De la misère, Arthur Frayer en a pris « plein la gueule », comme promis par les surveillants de prison qui lui ont enseigné le métier.

Raconter « de l’intérieur » est un procédé journalistique qui produit parfois des résultats passionnants. C’est le cas du récit d’Arthur Frayer, journaliste devenu surveillant de prison parce que « la meilleure manière d’entrer dans cet univers, à moins de se faire condamner, était de se faire embaucher comme maton ».

Il a réussi le concours de l’Ecole nationale de l’Administration pénitentiaire (Enap) puis effectué huit mois de formation.

Fleury-Mérogis, Châteaudun, Orléans : au cours de ses stages derrière les barreaux, la surpopulation carcérale a cessé d’être une donnée statistique et le poids de l’enfermement, un constat théorique. Ils sont devenus des corps, des dialogues, des odeurs.

"Dans la peau d’un maton", par Arthur Frayer (éd. Fayard).Le livre qu’Arthur Frayer a tiré de cette expérience, « Dans la peau d’un maton » (éd. Fayard), sort ce mercredi en librairie. Rue89 en publie les bonnes feuilles.

La scène qui suit intervient au tout début de la formation d’Arthur Frayer. Après trois semaines de cours, il est envoyé en stage d’observation à Fleury-Mérogis avec d’autres étudiants. C’est sa première visite en prison.

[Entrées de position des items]
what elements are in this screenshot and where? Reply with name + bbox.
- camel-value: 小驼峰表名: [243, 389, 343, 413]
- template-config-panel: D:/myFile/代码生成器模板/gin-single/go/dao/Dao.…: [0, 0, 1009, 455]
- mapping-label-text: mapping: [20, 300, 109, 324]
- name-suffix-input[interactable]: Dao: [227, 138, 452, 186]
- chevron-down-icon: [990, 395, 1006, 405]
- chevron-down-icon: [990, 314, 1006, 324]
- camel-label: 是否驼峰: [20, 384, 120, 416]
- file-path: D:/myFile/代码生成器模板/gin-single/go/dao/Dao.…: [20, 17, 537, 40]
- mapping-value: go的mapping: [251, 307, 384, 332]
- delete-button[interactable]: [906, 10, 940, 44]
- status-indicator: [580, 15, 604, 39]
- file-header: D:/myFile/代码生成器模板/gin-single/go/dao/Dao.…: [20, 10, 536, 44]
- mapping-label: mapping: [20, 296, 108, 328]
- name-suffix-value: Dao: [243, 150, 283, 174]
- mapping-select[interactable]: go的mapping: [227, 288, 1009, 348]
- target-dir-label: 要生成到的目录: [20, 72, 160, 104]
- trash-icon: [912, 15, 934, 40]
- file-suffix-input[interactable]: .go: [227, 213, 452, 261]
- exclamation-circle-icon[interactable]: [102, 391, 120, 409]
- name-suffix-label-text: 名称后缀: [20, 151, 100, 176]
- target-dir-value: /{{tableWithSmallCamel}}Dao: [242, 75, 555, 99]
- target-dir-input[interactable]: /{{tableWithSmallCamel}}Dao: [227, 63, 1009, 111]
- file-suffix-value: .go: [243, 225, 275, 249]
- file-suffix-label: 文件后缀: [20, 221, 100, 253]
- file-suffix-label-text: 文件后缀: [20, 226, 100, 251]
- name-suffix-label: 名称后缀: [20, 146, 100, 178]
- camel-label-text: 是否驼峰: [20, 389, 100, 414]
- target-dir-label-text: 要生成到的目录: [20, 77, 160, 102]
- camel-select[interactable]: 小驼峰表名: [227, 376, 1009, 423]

PROBLÈMES À RÉSOUDRE -
**A.** Dans le texte sur Arthur Frayer, reproduisez le passage qui commence aux mots « La scène qui » et s'achève après « visite en prison. », en substituant « élèves » à « étudiants ».
**B.** Condensez en une seule phrase le paragraphe du texte sur Arthur Frayer qui débute par « Fleury-Mérogis, Châteaudun, Orléans », en conservant ses faits essentiels.
Les items n'interviennent en rien dans ce travail.

RÉSULTATS OBTENUS -
**A.**
La scène qui suit intervient au tout début de la formation d’Arthur Frayer. Après trois semaines de cours, il est envoyé en stage d’observation à Fleury-Mérogis avec d’autres élèves. C’est sa première visite en prison.

**B.** Au cours de ses stages à Fleury-Mérogis, à Châteaudun et à Orléans, Arthur Frayer a vu la surpopulation carcérale et le poids de l’enfermement cesser d’être une donnée statistique et un constat théorique pour devenir des corps, des dialogues et des odeurs.